__Data extract__

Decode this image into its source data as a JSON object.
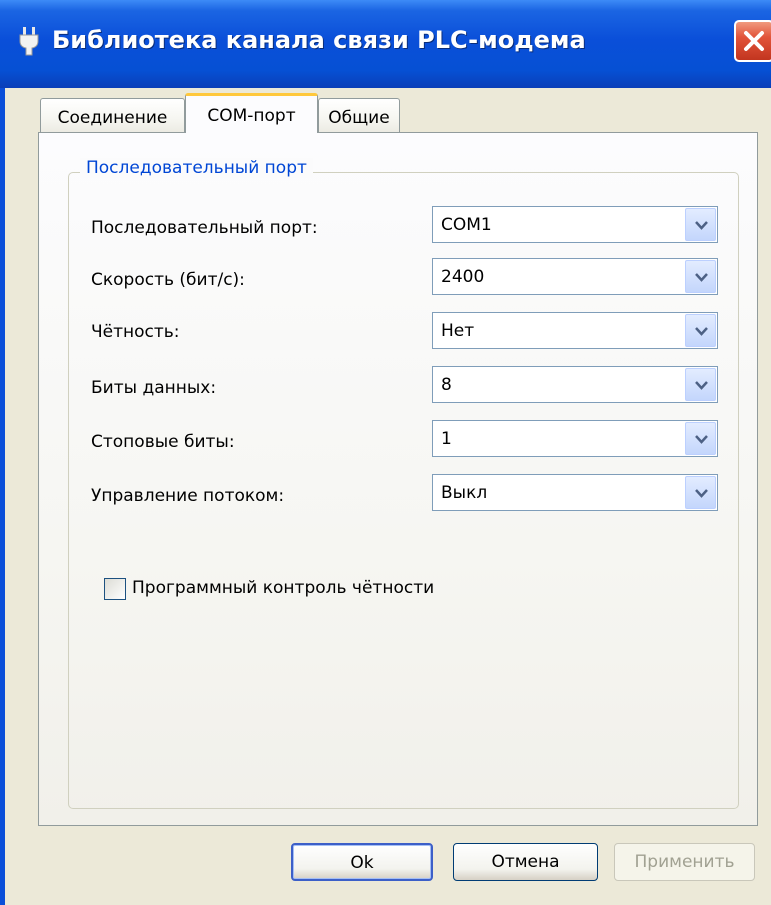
{
  "window": {
    "title": "Библиотека канала связи PLC-модема"
  },
  "tabs": [
    {
      "label": "Соединение",
      "active": false
    },
    {
      "label": "COM-порт",
      "active": true
    },
    {
      "label": "Общие",
      "active": false
    }
  ],
  "group": {
    "title": "Последовательный порт",
    "fields": [
      {
        "label": "Последовательный порт:",
        "value": "COM1"
      },
      {
        "label": "Скорость (бит/с):",
        "value": "2400"
      },
      {
        "label": "Чётность:",
        "value": "Нет"
      },
      {
        "label": "Биты данных:",
        "value": "8"
      },
      {
        "label": "Стоповые биты:",
        "value": "1"
      },
      {
        "label": "Управление потоком:",
        "value": "Выкл"
      }
    ],
    "checkbox": {
      "label": "Программный контроль чётности",
      "checked": false
    }
  },
  "buttons": {
    "ok": "Ok",
    "cancel": "Отмена",
    "apply": "Применить"
  },
  "colors": {
    "title_bar": "#0a4fd9",
    "group_title": "#0046d5",
    "tab_highlight": "#ffc83c"
  }
}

__Exercise objective__
Gather up, from the records above, each line where the word "порт" appears.

__Solution for this task__
      "label": "COM-порт",
    "title": "Последовательный порт",
        "label": "Последовательный порт:",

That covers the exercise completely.